Task to carry out:
Turn the data starting at the line containing "Patent image size: (957, 676)." and ending at the line containing "The power system 300 is at (849, 59)." into a numbered list, leaving out any blank lines.

⁂

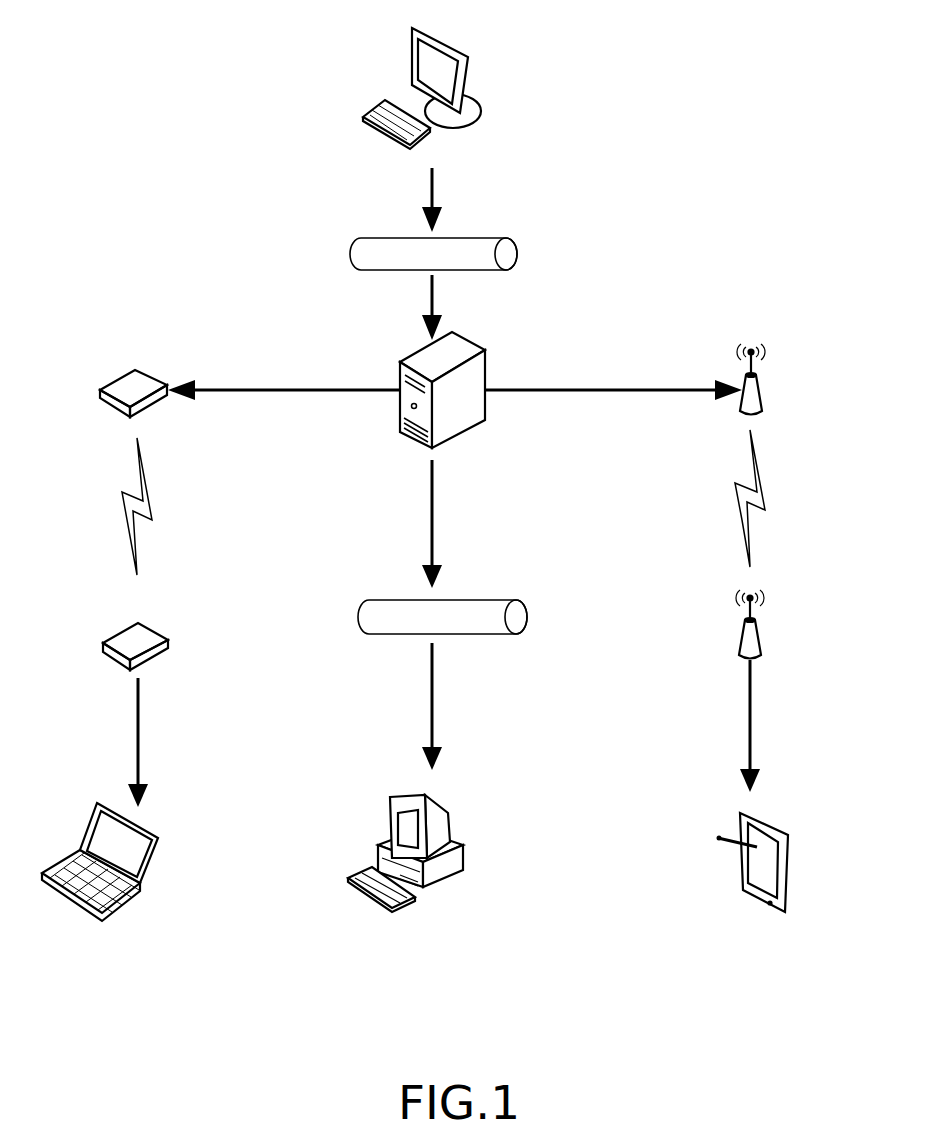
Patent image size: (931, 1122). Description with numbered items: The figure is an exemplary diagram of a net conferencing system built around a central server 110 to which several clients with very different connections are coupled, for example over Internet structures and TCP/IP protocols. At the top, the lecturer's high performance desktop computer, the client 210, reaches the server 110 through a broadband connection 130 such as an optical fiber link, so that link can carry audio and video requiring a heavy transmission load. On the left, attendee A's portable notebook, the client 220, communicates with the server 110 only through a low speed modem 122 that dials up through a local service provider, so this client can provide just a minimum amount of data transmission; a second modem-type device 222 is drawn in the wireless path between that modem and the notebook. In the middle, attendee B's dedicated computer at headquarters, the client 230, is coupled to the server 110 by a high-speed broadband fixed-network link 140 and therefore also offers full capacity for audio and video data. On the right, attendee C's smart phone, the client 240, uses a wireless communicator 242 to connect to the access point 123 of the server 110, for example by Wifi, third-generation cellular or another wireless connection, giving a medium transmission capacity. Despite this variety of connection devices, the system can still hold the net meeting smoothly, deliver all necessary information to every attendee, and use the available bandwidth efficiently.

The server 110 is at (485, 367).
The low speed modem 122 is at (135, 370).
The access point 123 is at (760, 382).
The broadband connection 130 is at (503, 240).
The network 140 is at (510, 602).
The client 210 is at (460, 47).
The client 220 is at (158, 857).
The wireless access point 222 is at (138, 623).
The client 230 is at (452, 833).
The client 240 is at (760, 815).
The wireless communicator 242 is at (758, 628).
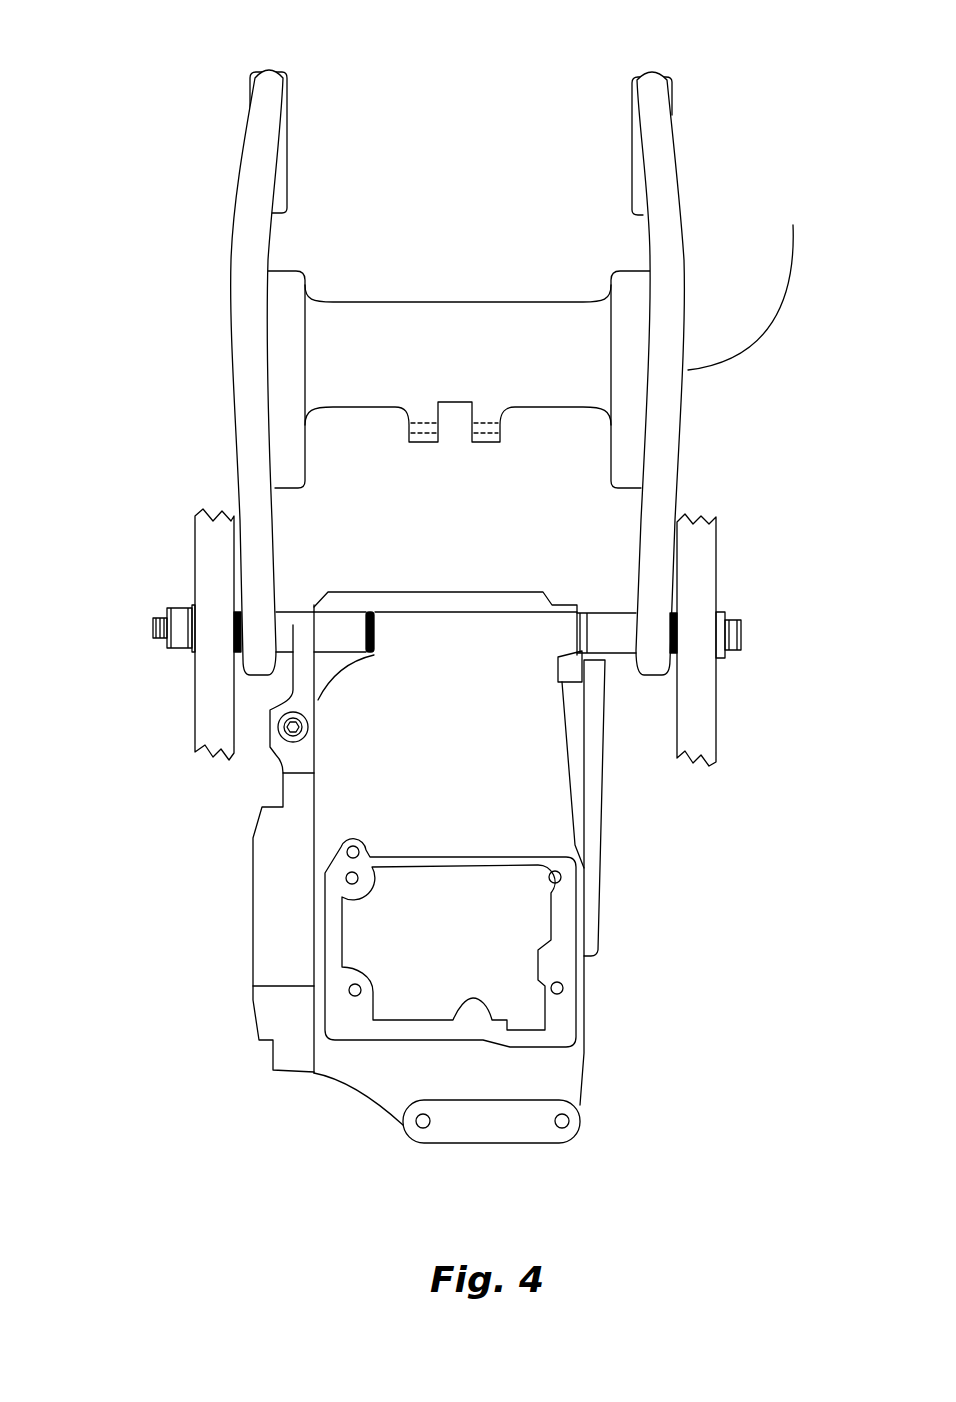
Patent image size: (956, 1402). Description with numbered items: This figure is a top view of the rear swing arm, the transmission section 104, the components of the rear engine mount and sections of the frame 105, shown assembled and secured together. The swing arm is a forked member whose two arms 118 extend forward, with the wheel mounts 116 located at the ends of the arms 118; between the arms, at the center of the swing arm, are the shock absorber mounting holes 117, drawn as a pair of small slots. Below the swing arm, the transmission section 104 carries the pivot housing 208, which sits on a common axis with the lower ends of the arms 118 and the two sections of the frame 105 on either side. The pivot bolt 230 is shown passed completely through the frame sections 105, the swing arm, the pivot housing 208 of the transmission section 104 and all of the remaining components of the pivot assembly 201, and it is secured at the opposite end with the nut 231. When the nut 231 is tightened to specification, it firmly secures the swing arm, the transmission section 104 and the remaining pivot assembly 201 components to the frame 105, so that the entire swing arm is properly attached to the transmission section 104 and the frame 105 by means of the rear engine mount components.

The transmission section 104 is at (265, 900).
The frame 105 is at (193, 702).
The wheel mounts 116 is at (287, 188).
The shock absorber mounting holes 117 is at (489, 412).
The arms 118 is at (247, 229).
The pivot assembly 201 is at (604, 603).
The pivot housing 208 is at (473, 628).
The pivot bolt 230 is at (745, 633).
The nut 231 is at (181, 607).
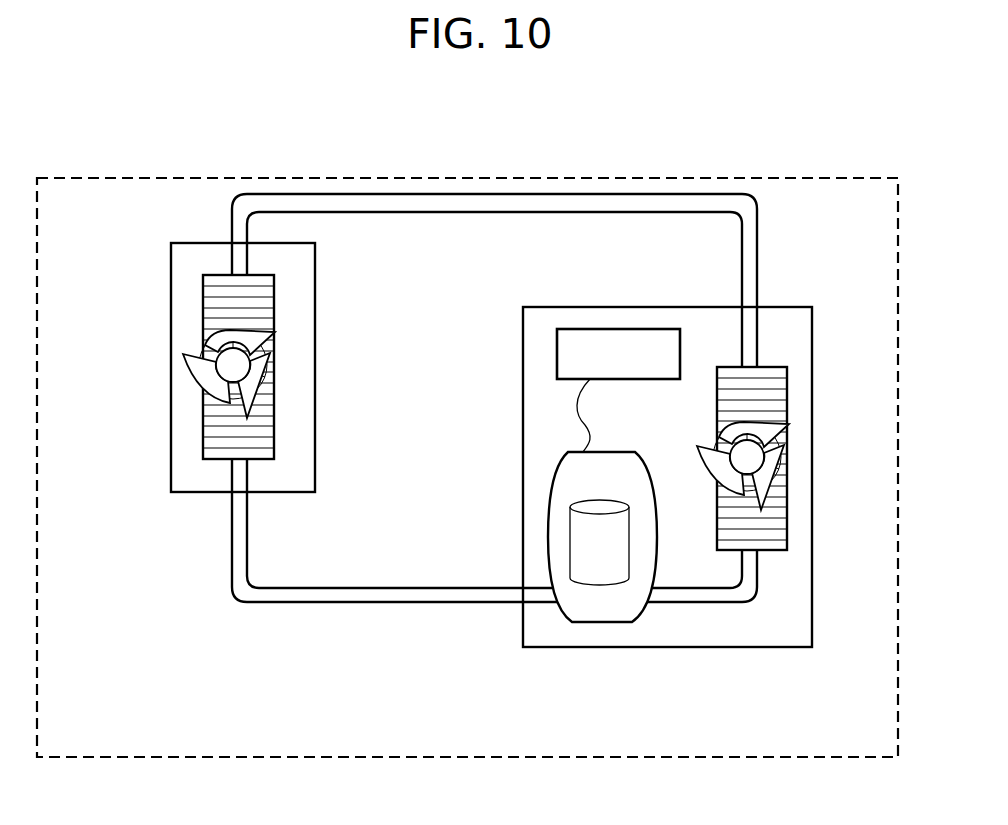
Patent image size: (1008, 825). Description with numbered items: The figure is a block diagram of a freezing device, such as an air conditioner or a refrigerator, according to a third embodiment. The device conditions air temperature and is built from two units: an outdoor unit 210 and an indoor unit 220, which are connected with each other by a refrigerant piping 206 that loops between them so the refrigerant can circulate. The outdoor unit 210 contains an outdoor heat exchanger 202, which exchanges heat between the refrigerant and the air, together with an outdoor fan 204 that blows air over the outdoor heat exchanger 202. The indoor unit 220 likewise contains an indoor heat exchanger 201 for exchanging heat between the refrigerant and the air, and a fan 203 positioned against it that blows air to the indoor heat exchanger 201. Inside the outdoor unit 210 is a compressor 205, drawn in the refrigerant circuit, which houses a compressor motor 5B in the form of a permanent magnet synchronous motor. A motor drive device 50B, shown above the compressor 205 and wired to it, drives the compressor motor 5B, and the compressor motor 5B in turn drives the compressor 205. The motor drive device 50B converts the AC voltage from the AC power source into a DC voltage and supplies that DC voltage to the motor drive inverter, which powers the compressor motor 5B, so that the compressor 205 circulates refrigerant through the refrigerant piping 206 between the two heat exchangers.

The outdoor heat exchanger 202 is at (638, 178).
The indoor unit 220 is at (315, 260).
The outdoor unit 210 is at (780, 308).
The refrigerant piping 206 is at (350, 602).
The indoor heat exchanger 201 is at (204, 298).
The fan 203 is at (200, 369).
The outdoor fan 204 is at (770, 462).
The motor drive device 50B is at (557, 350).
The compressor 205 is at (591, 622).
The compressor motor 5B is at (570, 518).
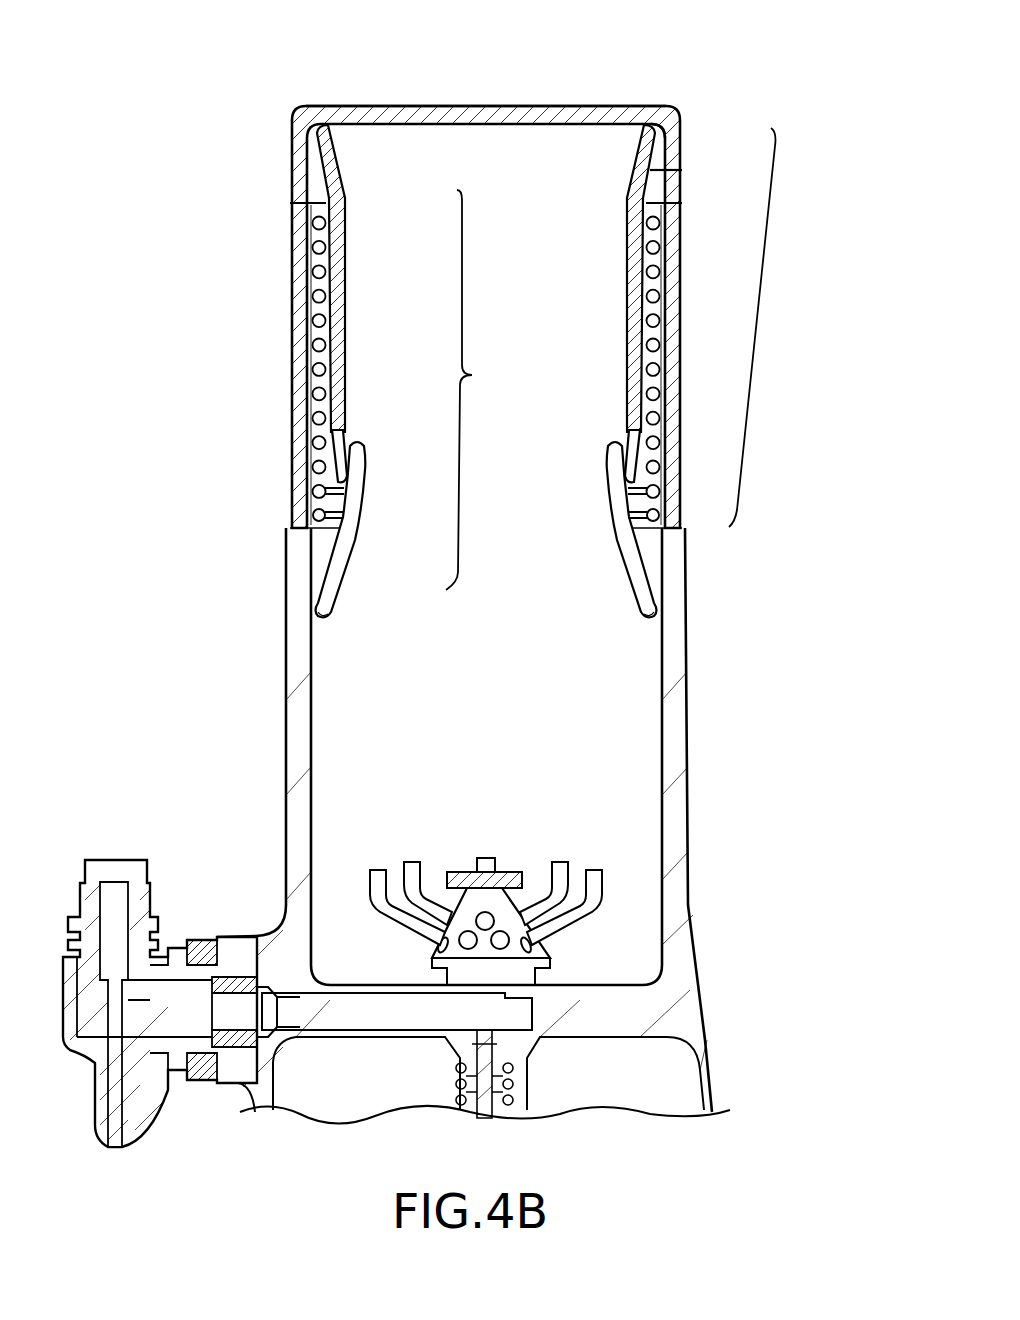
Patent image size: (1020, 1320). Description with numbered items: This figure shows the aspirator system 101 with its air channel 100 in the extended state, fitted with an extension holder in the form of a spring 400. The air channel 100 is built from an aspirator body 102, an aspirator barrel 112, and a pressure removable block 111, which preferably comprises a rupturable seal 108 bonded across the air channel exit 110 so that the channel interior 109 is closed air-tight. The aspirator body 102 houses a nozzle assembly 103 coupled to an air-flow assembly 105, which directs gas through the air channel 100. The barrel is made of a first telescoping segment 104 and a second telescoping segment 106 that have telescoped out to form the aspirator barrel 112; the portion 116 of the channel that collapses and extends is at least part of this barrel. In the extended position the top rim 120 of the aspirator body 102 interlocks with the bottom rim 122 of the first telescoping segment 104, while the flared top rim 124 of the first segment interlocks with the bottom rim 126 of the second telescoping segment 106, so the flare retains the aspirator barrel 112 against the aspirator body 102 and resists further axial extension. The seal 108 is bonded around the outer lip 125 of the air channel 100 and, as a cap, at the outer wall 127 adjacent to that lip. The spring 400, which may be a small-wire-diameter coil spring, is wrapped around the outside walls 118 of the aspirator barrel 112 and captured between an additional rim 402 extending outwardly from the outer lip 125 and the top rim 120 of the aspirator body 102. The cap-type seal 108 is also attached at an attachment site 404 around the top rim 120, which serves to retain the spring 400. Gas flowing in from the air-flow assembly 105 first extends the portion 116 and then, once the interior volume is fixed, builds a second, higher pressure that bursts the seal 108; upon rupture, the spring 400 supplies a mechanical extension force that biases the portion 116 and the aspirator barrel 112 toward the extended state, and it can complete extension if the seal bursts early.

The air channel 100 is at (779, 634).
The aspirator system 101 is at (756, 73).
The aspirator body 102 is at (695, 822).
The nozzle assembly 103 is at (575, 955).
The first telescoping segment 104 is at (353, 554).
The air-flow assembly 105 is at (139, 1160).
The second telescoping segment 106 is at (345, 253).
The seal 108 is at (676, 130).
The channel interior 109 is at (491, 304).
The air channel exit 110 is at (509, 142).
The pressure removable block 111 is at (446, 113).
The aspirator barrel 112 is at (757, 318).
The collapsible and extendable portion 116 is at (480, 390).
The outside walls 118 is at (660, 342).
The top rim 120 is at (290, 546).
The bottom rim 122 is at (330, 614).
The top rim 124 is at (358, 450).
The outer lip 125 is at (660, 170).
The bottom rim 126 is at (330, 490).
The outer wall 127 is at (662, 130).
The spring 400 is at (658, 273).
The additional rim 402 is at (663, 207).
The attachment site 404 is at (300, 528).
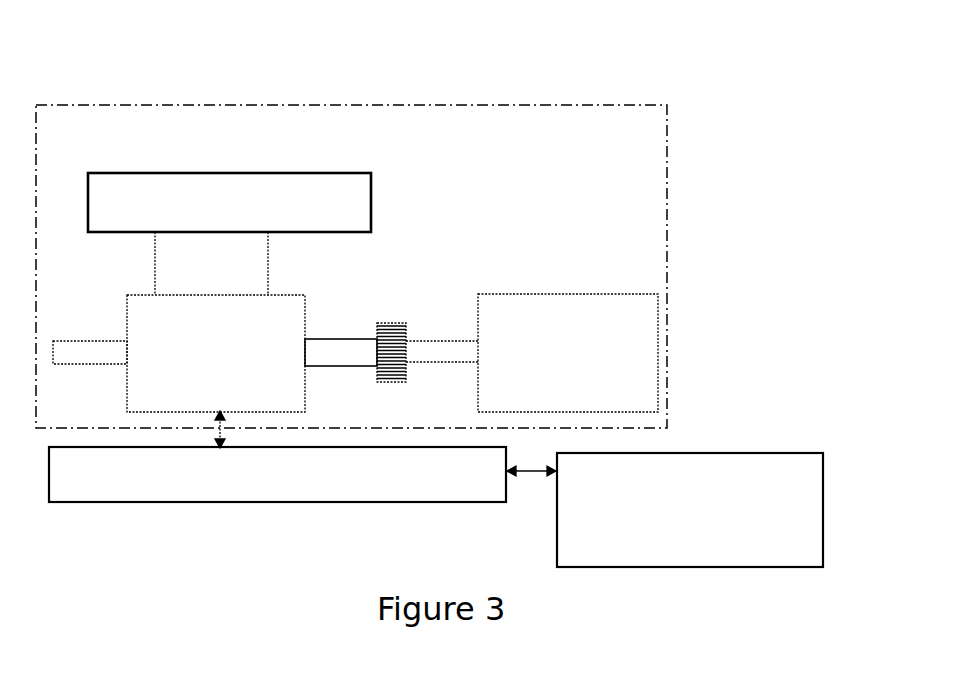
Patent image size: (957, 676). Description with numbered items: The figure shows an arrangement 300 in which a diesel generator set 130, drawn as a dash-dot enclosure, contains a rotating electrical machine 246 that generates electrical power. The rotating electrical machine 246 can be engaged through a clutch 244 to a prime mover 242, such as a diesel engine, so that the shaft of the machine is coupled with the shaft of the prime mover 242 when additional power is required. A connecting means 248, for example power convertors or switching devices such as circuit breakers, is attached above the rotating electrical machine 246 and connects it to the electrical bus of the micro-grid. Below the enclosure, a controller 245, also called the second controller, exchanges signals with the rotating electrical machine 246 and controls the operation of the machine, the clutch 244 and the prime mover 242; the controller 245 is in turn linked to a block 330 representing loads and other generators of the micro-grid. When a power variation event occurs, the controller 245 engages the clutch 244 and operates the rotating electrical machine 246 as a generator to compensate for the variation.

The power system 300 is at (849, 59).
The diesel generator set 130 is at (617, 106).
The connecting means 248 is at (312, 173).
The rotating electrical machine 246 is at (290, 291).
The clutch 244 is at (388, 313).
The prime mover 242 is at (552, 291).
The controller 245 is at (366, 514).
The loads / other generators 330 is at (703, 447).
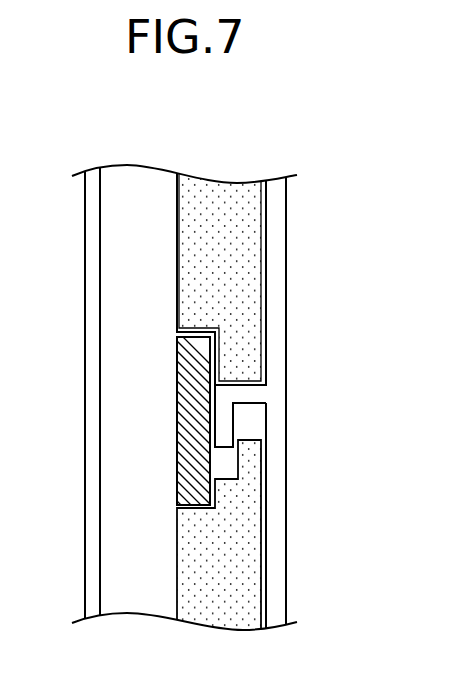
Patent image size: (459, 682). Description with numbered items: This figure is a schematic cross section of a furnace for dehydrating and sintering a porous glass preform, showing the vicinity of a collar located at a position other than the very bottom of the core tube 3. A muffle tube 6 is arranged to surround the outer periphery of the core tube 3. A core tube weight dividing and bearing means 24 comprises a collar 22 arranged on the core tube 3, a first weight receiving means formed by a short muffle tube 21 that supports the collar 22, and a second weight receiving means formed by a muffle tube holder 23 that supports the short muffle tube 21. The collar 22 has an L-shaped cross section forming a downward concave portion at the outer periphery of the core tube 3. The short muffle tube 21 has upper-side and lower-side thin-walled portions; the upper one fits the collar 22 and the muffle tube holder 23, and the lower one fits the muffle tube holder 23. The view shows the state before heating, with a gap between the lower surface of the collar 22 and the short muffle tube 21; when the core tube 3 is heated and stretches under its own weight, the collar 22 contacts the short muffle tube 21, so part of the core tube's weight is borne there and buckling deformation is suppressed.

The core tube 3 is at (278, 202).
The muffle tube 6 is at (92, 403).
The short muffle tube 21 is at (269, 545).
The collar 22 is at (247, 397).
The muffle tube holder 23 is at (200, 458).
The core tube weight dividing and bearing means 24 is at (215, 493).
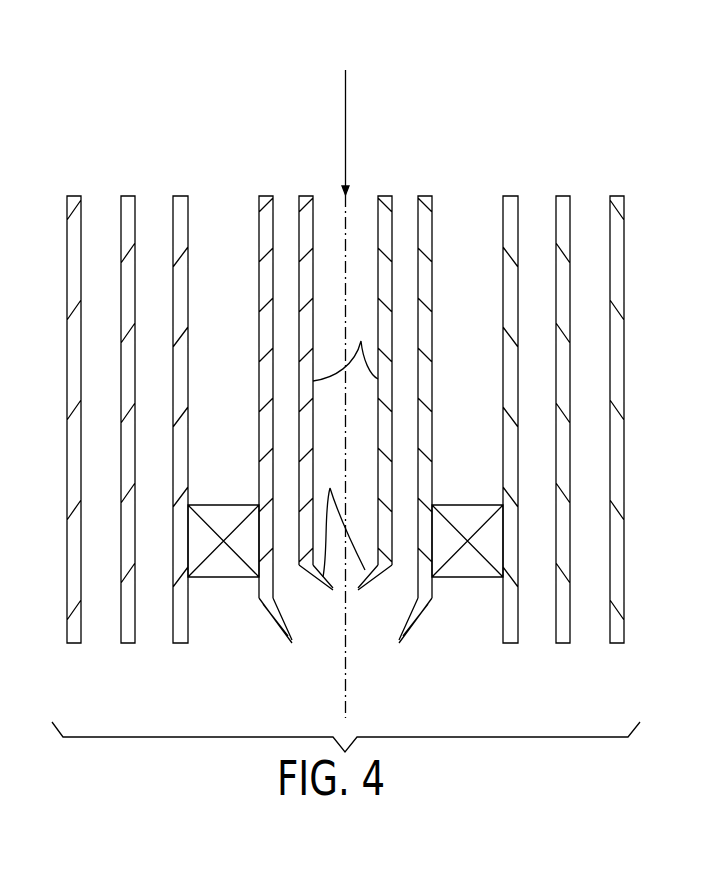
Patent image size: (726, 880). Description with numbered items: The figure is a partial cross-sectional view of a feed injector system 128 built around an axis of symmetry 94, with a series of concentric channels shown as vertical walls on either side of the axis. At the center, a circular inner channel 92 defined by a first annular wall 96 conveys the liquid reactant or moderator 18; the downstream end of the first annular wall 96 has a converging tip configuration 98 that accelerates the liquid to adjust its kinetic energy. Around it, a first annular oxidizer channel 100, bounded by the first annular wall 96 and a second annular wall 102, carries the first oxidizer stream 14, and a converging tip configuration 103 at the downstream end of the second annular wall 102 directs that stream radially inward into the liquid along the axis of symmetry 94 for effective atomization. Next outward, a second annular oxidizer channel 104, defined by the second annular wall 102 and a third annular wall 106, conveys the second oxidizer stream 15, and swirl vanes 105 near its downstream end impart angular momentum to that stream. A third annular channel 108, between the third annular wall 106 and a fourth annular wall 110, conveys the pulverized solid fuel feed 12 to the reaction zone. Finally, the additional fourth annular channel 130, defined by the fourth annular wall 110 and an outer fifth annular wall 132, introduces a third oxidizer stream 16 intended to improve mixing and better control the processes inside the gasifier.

⁂

The solution:
1. Patent image size: (957, 676). Description with numbered items: The figure shows an arrangement 300 in which a diesel generator set 130, drawn as a dash-dot enclosure, contains a rotating electrical machine 246 that generates electrical power. The rotating electrical machine 246 can be engaged through a clutch 244 to a prime mover 242, such as a diesel engine, so that the shaft of the machine is coupled with the shaft of the prime mover 242 when additional power is required. A connecting means 248, for example power convertors or switching devices such as circuit breakers, is attached above the rotating electrical machine 246 and connects it to the electrical bus of the micro-grid. Below the enclosure, a controller 245, also called the second controller, exchanges signals with the rotating electrical machine 246 and controls the operation of the machine, the clutch 244 and the prime mover 242; the controller 245 is in turn linked to a block 330 representing loads and other generators of the micro-grid. When a power variation event occurs, the controller 245 engages the clutch 244 and operates the rotating electrical machine 246 as a generator to compensate for the variation.
2. The power system 300 is at (849, 59).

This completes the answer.